++++ Information shown
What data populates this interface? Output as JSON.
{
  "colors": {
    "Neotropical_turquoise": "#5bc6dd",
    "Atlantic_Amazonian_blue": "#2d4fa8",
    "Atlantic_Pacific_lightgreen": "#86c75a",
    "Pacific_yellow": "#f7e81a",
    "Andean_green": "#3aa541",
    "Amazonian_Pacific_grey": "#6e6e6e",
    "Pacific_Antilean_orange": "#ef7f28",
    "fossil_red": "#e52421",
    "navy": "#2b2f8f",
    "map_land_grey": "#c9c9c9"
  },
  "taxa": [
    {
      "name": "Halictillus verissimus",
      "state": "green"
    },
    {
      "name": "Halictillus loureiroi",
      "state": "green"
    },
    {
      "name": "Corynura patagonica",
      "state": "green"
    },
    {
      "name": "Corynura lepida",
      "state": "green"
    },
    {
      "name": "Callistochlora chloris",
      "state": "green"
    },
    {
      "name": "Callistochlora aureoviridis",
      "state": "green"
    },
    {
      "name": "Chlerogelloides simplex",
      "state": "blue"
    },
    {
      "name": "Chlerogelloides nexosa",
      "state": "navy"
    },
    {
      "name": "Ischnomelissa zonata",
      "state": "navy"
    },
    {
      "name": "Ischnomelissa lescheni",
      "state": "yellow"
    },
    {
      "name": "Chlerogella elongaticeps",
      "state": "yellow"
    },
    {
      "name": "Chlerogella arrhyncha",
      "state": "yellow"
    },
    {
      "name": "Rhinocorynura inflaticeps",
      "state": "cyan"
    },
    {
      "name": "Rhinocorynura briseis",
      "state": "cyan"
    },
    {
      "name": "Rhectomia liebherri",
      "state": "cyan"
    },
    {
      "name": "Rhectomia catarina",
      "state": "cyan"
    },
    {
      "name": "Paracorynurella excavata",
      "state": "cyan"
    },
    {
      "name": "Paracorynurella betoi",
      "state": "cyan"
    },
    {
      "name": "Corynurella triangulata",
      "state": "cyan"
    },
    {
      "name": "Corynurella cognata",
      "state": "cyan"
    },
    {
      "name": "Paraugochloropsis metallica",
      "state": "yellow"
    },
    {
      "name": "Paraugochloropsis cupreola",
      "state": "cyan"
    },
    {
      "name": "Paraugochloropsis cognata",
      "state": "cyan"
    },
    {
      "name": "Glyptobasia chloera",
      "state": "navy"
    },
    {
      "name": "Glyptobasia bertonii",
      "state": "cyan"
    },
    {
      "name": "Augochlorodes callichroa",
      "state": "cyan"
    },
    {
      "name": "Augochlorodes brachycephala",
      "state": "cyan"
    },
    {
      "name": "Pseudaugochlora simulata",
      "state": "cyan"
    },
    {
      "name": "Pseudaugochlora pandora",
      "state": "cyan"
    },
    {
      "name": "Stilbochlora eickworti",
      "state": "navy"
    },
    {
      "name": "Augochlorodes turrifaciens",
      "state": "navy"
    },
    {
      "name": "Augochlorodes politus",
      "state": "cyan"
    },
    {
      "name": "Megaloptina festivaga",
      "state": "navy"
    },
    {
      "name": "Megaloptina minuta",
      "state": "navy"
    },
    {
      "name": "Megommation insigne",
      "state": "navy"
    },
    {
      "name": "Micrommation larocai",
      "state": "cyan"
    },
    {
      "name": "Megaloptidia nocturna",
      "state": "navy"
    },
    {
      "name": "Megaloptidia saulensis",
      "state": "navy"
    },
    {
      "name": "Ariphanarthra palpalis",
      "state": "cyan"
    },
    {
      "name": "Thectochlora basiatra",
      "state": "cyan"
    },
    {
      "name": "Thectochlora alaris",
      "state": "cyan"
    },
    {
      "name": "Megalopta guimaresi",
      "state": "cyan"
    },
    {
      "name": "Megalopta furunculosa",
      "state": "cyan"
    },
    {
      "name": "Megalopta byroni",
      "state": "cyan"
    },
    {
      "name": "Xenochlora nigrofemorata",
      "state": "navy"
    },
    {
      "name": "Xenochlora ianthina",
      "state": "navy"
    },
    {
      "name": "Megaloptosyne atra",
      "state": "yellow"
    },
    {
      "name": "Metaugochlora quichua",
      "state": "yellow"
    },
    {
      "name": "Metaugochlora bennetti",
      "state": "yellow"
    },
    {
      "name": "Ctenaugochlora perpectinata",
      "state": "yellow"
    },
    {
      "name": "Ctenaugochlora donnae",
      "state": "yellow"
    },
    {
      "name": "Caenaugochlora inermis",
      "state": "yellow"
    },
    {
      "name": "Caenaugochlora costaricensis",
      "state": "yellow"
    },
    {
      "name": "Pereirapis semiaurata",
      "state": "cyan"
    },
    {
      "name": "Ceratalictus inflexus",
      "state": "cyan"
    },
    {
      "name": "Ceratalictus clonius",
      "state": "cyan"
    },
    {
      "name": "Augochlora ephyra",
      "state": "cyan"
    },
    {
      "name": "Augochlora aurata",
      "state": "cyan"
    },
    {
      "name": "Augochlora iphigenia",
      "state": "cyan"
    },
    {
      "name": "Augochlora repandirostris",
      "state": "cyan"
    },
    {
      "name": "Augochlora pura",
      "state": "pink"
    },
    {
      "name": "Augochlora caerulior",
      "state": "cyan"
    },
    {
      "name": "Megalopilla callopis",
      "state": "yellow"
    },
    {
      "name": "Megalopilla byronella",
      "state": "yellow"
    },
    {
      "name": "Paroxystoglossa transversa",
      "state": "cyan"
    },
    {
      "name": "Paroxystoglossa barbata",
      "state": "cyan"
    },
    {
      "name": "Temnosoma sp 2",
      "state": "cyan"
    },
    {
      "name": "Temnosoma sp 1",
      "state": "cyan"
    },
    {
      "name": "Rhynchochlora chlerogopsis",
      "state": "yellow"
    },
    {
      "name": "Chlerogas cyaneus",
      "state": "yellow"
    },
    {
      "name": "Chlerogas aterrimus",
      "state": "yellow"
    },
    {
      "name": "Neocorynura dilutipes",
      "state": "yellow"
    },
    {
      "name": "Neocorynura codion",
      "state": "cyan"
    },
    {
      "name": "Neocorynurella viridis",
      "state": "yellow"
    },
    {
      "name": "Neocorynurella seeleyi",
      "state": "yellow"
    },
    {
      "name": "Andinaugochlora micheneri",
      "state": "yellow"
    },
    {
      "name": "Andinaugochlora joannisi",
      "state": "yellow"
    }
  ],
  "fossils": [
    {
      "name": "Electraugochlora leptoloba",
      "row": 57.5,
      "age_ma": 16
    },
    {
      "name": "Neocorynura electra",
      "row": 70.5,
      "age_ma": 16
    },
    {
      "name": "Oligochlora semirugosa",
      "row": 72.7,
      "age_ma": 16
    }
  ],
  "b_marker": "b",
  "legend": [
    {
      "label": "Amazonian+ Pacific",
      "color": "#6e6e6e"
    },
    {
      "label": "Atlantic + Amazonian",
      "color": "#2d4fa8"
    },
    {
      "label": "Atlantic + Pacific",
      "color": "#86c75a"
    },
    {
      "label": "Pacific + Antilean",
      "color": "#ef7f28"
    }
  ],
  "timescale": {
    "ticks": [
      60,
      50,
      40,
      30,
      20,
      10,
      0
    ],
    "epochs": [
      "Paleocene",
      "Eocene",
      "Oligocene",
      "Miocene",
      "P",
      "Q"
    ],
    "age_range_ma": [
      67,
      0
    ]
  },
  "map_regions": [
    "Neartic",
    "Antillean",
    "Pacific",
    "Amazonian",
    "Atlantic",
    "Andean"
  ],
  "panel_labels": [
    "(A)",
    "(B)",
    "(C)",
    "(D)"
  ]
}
++++++++
## Written request
Repeat every entry exactly, please.

## Complete output
What data populates this interface? Output as JSON.
{
  "colors": {
    "Neotropical_turquoise": "#5bc6dd",
    "Atlantic_Amazonian_blue": "#2d4fa8",
    "Atlantic_Pacific_lightgreen": "#86c75a",
    "Pacific_yellow": "#f7e81a",
    "Andean_green": "#3aa541",
    "Amazonian_Pacific_grey": "#6e6e6e",
    "Pacific_Antilean_orange": "#ef7f28",
    "fossil_red": "#e52421",
    "navy": "#2b2f8f",
    "map_land_grey": "#c9c9c9"
  },
  "taxa": [
    {
      "name": "Halictillus verissimus",
      "state": "green"
    },
    {
      "name": "Halictillus loureiroi",
      "state": "green"
    },
    {
      "name": "Corynura patagonica",
      "state": "green"
    },
    {
      "name": "Corynura lepida",
      "state": "green"
    },
    {
      "name": "Callistochlora chloris",
      "state": "green"
    },
    {
      "name": "Callistochlora aureoviridis",
      "state": "green"
    },
    {
      "name": "Chlerogelloides simplex",
      "state": "blue"
    },
    {
      "name": "Chlerogelloides nexosa",
      "state": "navy"
    },
    {
      "name": "Ischnomelissa zonata",
      "state": "navy"
    },
    {
      "name": "Ischnomelissa lescheni",
      "state": "yellow"
    },
    {
      "name": "Chlerogella elongaticeps",
      "state": "yellow"
    },
    {
      "name": "Chlerogella arrhyncha",
      "state": "yellow"
    },
    {
      "name": "Rhinocorynura inflaticeps",
      "state": "cyan"
    },
    {
      "name": "Rhinocorynura briseis",
      "state": "cyan"
    },
    {
      "name": "Rhectomia liebherri",
      "state": "cyan"
    },
    {
      "name": "Rhectomia catarina",
      "state": "cyan"
    },
    {
      "name": "Paracorynurella excavata",
      "state": "cyan"
    },
    {
      "name": "Paracorynurella betoi",
      "state": "cyan"
    },
    {
      "name": "Corynurella triangulata",
      "state": "cyan"
    },
    {
      "name": "Corynurella cognata",
      "state": "cyan"
    },
    {
      "name": "Paraugochloropsis metallica",
      "state": "yellow"
    },
    {
      "name": "Paraugochloropsis cupreola",
      "state": "cyan"
    },
    {
      "name": "Paraugochloropsis cognata",
      "state": "cyan"
    },
    {
      "name": "Glyptobasia chloera",
      "state": "navy"
    },
    {
      "name": "Glyptobasia bertonii",
      "state": "cyan"
    },
    {
      "name": "Augochlorodes callichroa",
      "state": "cyan"
    },
    {
      "name": "Augochlorodes brachycephala",
      "state": "cyan"
    },
    {
      "name": "Pseudaugochlora simulata",
      "state": "cyan"
    },
    {
      "name": "Pseudaugochlora pandora",
      "state": "cyan"
    },
    {
      "name": "Stilbochlora eickworti",
      "state": "navy"
    },
    {
      "name": "Augochlorodes turrifaciens",
      "state": "navy"
    },
    {
      "name": "Augochlorodes politus",
      "state": "cyan"
    },
    {
      "name": "Megaloptina festivaga",
      "state": "navy"
    },
    {
      "name": "Megaloptina minuta",
      "state": "navy"
    },
    {
      "name": "Megommation insigne",
      "state": "navy"
    },
    {
      "name": "Micrommation larocai",
      "state": "cyan"
    },
    {
      "name": "Megaloptidia nocturna",
      "state": "navy"
    },
    {
      "name": "Megaloptidia saulensis",
      "state": "navy"
    },
    {
      "name": "Ariphanarthra palpalis",
      "state": "cyan"
    },
    {
      "name": "Thectochlora basiatra",
      "state": "cyan"
    },
    {
      "name": "Thectochlora alaris",
      "state": "cyan"
    },
    {
      "name": "Megalopta guimaresi",
      "state": "cyan"
    },
    {
      "name": "Megalopta furunculosa",
      "state": "cyan"
    },
    {
      "name": "Megalopta byroni",
      "state": "cyan"
    },
    {
      "name": "Xenochlora nigrofemorata",
      "state": "navy"
    },
    {
      "name": "Xenochlora ianthina",
      "state": "navy"
    },
    {
      "name": "Megaloptosyne atra",
      "state": "yellow"
    },
    {
      "name": "Metaugochlora quichua",
      "state": "yellow"
    },
    {
      "name": "Metaugochlora bennetti",
      "state": "yellow"
    },
    {
      "name": "Ctenaugochlora perpectinata",
      "state": "yellow"
    },
    {
      "name": "Ctenaugochlora donnae",
      "state": "yellow"
    },
    {
      "name": "Caenaugochlora inermis",
      "state": "yellow"
    },
    {
      "name": "Caenaugochlora costaricensis",
      "state": "yellow"
    },
    {
      "name": "Pereirapis semiaurata",
      "state": "cyan"
    },
    {
      "name": "Ceratalictus inflexus",
      "state": "cyan"
    },
    {
      "name": "Ceratalictus clonius",
      "state": "cyan"
    },
    {
      "name": "Augochlora ephyra",
      "state": "cyan"
    },
    {
      "name": "Augochlora aurata",
      "state": "cyan"
    },
    {
      "name": "Augochlora iphigenia",
      "state": "cyan"
    },
    {
      "name": "Augochlora repandirostris",
      "state": "cyan"
    },
    {
      "name": "Augochlora pura",
      "state": "pink"
    },
    {
      "name": "Augochlora caerulior",
      "state": "cyan"
    },
    {
      "name": "Megalopilla callopis",
      "state": "yellow"
    },
    {
      "name": "Megalopilla byronella",
      "state": "yellow"
    },
    {
      "name": "Paroxystoglossa transversa",
      "state": "cyan"
    },
    {
      "name": "Paroxystoglossa barbata",
      "state": "cyan"
    },
    {
      "name": "Temnosoma sp 2",
      "state": "cyan"
    },
    {
      "name": "Temnosoma sp 1",
      "state": "cyan"
    },
    {
      "name": "Rhynchochlora chlerogopsis",
      "state": "yellow"
    },
    {
      "name": "Chlerogas cyaneus",
      "state": "yellow"
    },
    {
      "name": "Chlerogas aterrimus",
      "state": "yellow"
    },
    {
      "name": "Neocorynura dilutipes",
      "state": "yellow"
    },
    {
      "name": "Neocorynura codion",
      "state": "cyan"
    },
    {
      "name": "Neocorynurella viridis",
      "state": "yellow"
    },
    {
      "name": "Neocorynurella seeleyi",
      "state": "yellow"
    },
    {
      "name": "Andinaugochlora micheneri",
      "state": "yellow"
    },
    {
      "name": "Andinaugochlora joannisi",
      "state": "yellow"
    }
  ],
  "fossils": [
    {
      "name": "Electraugochlora leptoloba",
      "row": 57.5,
      "age_ma": 16
    },
    {
      "name": "Neocorynura electra",
      "row": 70.5,
      "age_ma": 16
    },
    {
      "name": "Oligochlora semirugosa",
      "row": 72.7,
      "age_ma": 16
    }
  ],
  "b_marker": "b",
  "legend": [
    {
      "label": "Amazonian+ Pacific",
      "color": "#6e6e6e"
    },
    {
      "label": "Atlantic + Amazonian",
      "color": "#2d4fa8"
    },
    {
      "label": "Atlantic + Pacific",
      "color": "#86c75a"
    },
    {
      "label": "Pacific + Antilean",
      "color": "#ef7f28"
    }
  ],
  "timescale": {
    "ticks": [
      60,
      50,
      40,
      30,
      20,
      10,
      0
    ],
    "epochs": [
      "Paleocene",
      "Eocene",
      "Oligocene",
      "Miocene",
      "P",
      "Q"
    ],
    "age_range_ma": [
      67,
      0
    ]
  },
  "map_regions": [
    "Neartic",
    "Antillean",
    "Pacific",
    "Amazonian",
    "Atlantic",
    "Andean"
  ],
  "panel_labels": [
    "(A)",
    "(B)",
    "(C)",
    "(D)"
  ]
}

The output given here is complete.